(Dataset items)
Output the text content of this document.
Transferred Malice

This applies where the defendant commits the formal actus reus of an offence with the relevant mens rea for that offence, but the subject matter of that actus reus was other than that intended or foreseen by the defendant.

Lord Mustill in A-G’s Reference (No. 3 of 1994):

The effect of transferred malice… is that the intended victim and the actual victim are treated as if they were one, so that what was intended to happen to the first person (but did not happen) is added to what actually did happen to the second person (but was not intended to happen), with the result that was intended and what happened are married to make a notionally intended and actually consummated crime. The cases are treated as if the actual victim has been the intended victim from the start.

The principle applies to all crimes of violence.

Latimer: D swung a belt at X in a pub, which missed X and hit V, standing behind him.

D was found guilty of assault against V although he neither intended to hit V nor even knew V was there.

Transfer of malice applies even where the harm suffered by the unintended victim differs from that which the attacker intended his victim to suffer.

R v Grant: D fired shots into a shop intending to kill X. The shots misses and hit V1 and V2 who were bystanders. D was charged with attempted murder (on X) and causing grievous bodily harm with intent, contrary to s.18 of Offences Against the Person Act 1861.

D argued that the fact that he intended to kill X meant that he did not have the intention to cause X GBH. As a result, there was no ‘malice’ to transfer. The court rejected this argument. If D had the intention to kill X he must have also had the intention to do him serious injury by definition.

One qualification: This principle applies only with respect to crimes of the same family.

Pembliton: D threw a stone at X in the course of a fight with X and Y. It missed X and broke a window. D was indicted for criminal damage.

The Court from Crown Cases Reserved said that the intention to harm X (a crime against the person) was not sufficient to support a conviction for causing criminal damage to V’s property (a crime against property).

## WHAT YOU HAVE TO DO:
Go through the material above and count the lines that contain "missed"; give that number alone.

## SOLUTION TO THIS EXERCISE:
2